Quand les coopératives pensaient éviter la guerre mondiale
Le mot «coopérative» fait partie du langage quotidien en Suisse. Mais on a oublié que ce terme désignait autrefois un mouvement d’envergure planétaire - un mouvement qui ne s’engageait pas seulement pour les droits des consommatrices et consommateurs ou des locations meilleur marché, mais aussi pour la paix mondiale.
«Notre pouvoir était trop faible». Rudolf Kündig cherchait ses mots en 1921 au casino de la ville de Bâle: «La croyance selon laquelle nous, les coopérateurs, aurions pu empêcher une guerre, a été anéantie». Le président du conseil de surveillance de l’Union suisse des coopératives de consommation ouvrait, avec son discours, le dixième congrès international de l’Alliance coopérative internationale (ACI).
La dernière fois que les membres s’étaient rencontrés dans ce cadre, un tsar régnait en Russie et un empereur en Allemagne. «L’ensemble du monde coopératif» attendait cette réunion, la première depuis la fin de la guerre, «avec la plus grande impatience» et «des espoirs non moins importants».
Depuis des décennies, l’ACI avait adopté une position claire à propos de la guerre: elle se considérait comme un mouvement pour la paix mondiale. Le mouvement coopératif a certes toujours souligné qu’il s’engageait sur le plan économique et non politique, mais sa conception de l’économie était si vaste que l’ACI était convaincue de l’effet pacificateur des coopératives.

■ EXTRAIT DES DONNÉES ■

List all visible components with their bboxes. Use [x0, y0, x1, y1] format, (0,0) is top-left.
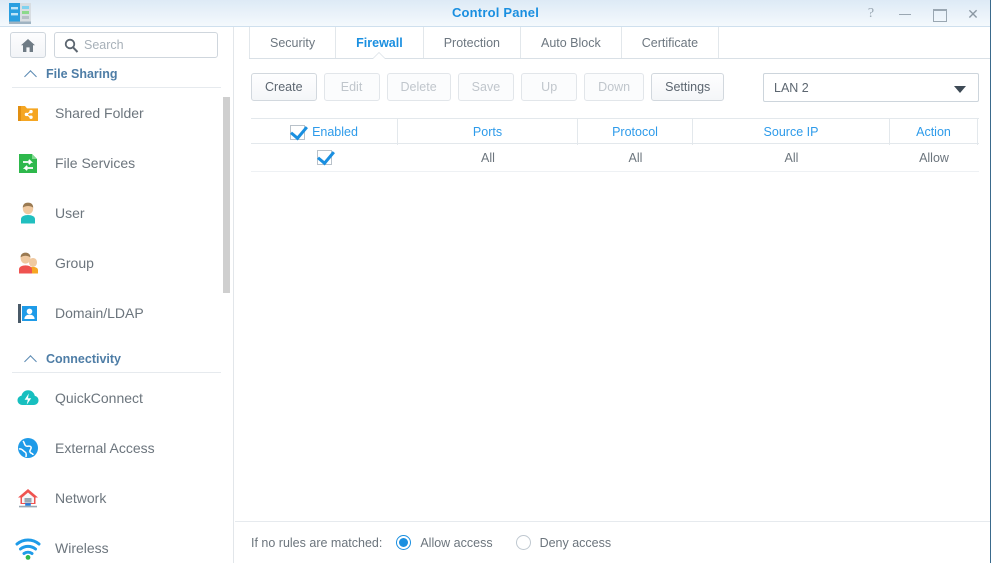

■ CONSIGNE 1 ■
Selon le texte sur les coopératives et la paix, pour quelles causes le mouvement coopératif s'engageait-il autrefois ? Donnez-les toutes.
■ CONSIGNE 2 ■
Dans le texte sur les coopératives et la paix, où Rudolf Kündig a-t-il prononcé son discours en 1921 ?

■ RÉPONSE COMPLÈTE 1 ■
- Les droits des consommatrices et consommateurs
- Des locations meilleur marché
- La paix mondiale

■ RÉPONSE COMPLÈTE 2 ■
Au casino de la ville de Bâle.